# EXERCISES:
1. According to the passage on nonallergic rhinitis, which cells does the lining of the upper and lower respiratory tracts contain?
2. Return the part of the passage on nonallergic rhinitis starting at "In many cases" and ending at "management of NAR.", copied exactly.
3. Resume the passage on nonallergic rhinitis from its last sentence, keeping its tone and subject.

In many cases of NAR, treatment is often indiscriminate, with varied responses seen among patients. The results are often unsatisfactory and frustrating for both the physician and the patient. Because there have been no unifying criteria for this broad class of problems, further investigation and work-up are generally abandoned by many clinicians, especially since there are no clear diagnostic tests. This article will review a uniform way to describe nonallergic rhinitis in its various forms. The insights into it pathophysiology is briefly reviewed. A classification scheme for the different forms is provided. This is followed by descriptions of the diagnosis, evaluation and management of NAR.
Insights into the pathophysiology of NAR
Attempting to understand the pathophysiology of NAR requires an appreciation of nasal function. The upper and lower respiratory tracts are lined with pseudostratified ciliated columnar epithelium, which contains goblet cells, ciliated cells, and basal cells. This lining serves in the important regulatory functions for the nose, including the filtration and humdification of inspired air, temperature regulation, olfaction, and preparation of the inspired air for the lower airways.

# DATA SHOWN:
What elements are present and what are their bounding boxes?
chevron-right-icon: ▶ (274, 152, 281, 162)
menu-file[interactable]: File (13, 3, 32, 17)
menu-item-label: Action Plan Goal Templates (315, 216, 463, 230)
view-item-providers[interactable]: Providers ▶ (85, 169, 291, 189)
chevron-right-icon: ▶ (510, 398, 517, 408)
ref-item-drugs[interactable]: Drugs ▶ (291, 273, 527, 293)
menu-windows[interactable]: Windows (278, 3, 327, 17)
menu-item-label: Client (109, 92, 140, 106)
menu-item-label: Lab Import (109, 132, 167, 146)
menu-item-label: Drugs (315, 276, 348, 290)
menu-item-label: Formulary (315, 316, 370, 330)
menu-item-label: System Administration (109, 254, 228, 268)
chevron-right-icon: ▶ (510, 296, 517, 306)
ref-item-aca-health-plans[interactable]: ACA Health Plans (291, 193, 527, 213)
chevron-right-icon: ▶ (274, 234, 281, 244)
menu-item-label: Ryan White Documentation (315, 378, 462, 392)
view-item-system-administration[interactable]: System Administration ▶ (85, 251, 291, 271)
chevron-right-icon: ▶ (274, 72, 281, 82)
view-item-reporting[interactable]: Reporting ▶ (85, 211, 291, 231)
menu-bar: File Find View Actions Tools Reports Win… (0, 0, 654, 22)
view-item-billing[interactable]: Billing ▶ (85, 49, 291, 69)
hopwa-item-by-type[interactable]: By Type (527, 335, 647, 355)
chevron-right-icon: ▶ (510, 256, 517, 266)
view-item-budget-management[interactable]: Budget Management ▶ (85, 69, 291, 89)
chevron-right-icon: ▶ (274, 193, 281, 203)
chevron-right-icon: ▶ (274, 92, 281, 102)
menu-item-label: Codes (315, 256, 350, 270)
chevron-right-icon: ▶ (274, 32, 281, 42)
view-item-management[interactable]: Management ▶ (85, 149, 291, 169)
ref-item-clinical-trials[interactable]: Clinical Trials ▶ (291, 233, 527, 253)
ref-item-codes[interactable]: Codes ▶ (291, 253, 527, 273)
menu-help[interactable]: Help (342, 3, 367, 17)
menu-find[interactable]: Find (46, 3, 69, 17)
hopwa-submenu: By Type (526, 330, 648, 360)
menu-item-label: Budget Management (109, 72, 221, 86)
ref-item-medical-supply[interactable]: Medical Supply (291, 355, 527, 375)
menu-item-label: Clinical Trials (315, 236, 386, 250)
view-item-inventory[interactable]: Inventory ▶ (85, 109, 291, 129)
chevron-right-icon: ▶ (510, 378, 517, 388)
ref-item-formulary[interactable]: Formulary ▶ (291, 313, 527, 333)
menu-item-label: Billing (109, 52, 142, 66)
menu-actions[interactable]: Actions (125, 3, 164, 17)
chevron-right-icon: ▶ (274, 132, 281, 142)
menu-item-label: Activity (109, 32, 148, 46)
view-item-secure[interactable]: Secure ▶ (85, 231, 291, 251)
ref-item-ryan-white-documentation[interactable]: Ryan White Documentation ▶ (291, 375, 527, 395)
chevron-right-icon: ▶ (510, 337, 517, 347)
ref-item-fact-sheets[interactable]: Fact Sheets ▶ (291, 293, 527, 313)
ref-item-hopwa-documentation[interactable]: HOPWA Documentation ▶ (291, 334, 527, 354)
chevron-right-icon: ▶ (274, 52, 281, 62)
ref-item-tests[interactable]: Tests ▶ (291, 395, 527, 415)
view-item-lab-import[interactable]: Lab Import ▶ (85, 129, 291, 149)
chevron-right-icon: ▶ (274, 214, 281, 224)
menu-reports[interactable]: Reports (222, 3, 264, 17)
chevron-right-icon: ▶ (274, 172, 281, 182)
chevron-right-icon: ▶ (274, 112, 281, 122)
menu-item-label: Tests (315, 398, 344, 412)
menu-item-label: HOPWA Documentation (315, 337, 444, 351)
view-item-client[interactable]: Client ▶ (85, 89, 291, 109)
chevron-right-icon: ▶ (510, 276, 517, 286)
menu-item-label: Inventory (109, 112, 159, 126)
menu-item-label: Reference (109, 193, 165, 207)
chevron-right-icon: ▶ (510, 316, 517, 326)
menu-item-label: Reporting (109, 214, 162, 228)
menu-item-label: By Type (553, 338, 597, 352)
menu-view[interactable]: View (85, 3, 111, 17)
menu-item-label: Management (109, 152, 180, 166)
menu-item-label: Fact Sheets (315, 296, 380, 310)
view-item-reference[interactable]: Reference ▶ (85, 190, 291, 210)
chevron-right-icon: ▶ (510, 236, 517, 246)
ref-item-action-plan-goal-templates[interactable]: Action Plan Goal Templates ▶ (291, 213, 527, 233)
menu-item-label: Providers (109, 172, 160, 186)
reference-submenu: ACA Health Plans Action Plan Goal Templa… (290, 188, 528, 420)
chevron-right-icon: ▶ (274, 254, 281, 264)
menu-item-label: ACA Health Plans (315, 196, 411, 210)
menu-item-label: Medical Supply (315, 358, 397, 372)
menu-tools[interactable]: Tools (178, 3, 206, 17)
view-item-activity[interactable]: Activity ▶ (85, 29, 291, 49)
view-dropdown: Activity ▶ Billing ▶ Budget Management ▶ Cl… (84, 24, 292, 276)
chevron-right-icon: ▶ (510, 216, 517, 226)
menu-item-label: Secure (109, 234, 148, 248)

# RESPONSES:
1. Goblet cells, ciliated cells, and basal cells.

2.
In many cases of NAR, treatment is often indiscriminate, with varied responses seen among patients. The results are often unsatisfactory and frustrating for both the physician and the patient. Because there have been no unifying criteria for this broad class of problems, further investigation and work-up are generally abandoned by many clinicians, especially since there are no clear diagnostic tests. This article will review a uniform way to describe nonallergic rhinitis in its various forms. The insights into it pathophysiology is briefly reviewed. A classification scheme for the different forms is provided. This is followed by descriptions of the diagnosis, evaluation and management of NAR.

3.
The mucosa produces mucus secretions that provide lubrication. Additionally, these secretions contain lysozyme, glycoproteins, lactoferrin, and secretory immunoglobulin A, providing protection for the airway. The cilia propel the mucous blanket and their trapped contents toward the natural sinus ostia and toward the nasopharynx.
The mucosa has a rich vascular supply with abundant venous sinusoids. The nasal cycle is comprised of a normal physiologic phenomenon during which time the nasal mucosa will alternately engorge and decongest. This is regulated by the autonomic nervous system, which controls the vasculature as well as glandular secretions.
Sensation primarily originates from the trigeminal nerve. Afferent ethmoidal nerves provide sensory innervation to the epithelium, vessels, and glands. Unspecified afferent sensory nerves called C-fibers react to pain and changes in temperature and osmolarity; they are the most relevant type of sensory fibers in NAR. These sensory fibers are stimulated by inflammatory mediators such as histamine and bradykinin and are involved in centrally mediated reflexes. Once stimulated, C-fibers depolarize, leading to increased vascular permeability and submucosal gland release. There is also acute stimulation of nasal mucosal endothelial cells and epithelial cells, with the resultant sensation of itching and/or burning, and the production of mucoid rhinorrhea.
The sympathetic portion of the autonomic nervous system comprises 50% of the efferent nasal reflex arc, which causes vasoconstriction of the nasal vasculature. The parasympathetic nerves form the other half of the efferent nasal reflex arc, with relaxation of the blood vessels and stimulation of the serous glands of the nasal mucosa. Notably, unilateral stimulation of the efferent reflex arc leads to a bilateral response.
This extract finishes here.